> [Job]
Output the full listing below exactly, without the pictures.

> [Data entries]
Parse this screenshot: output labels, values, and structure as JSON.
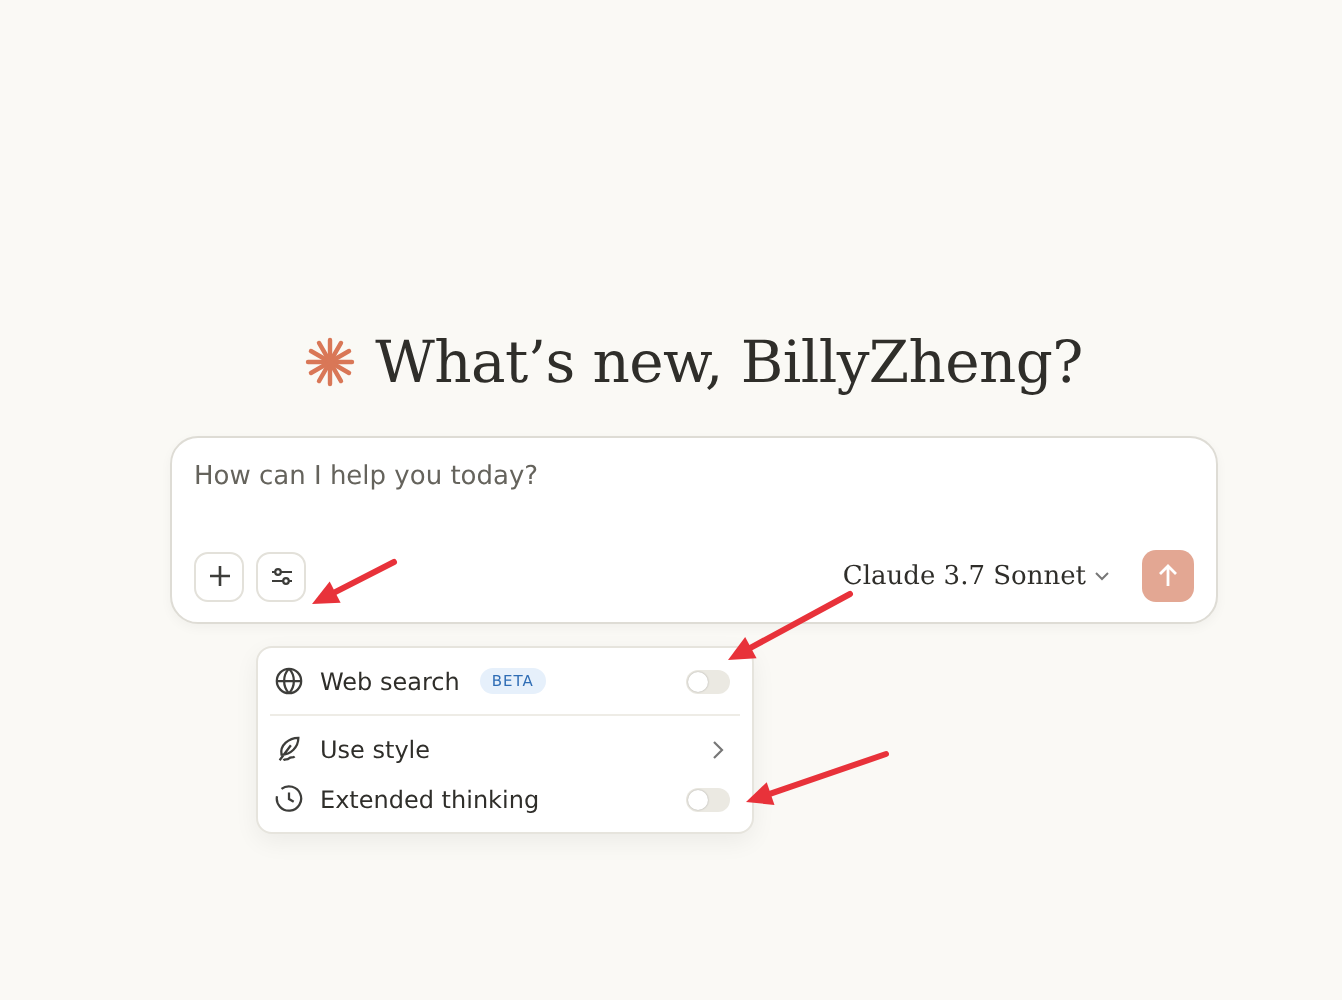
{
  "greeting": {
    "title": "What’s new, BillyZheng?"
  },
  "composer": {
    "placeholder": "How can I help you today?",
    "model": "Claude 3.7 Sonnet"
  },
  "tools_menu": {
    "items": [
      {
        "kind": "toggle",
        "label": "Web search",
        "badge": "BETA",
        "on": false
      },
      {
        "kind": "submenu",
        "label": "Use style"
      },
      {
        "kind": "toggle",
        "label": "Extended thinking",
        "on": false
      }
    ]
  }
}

> [Final result]
Parse this screenshot: output labels, values, and structure as JSON.
{
  "greeting": {
    "title": "What’s new, BillyZheng?"
  },
  "composer": {
    "placeholder": "How can I help you today?",
    "model": "Claude 3.7 Sonnet"
  },
  "tools_menu": {
    "items": [
      {
        "kind": "toggle",
        "label": "Web search",
        "badge": "BETA",
        "on": false
      },
      {
        "kind": "submenu",
        "label": "Use style"
      },
      {
        "kind": "toggle",
        "label": "Extended thinking",
        "on": false
      }
    ]
  }
}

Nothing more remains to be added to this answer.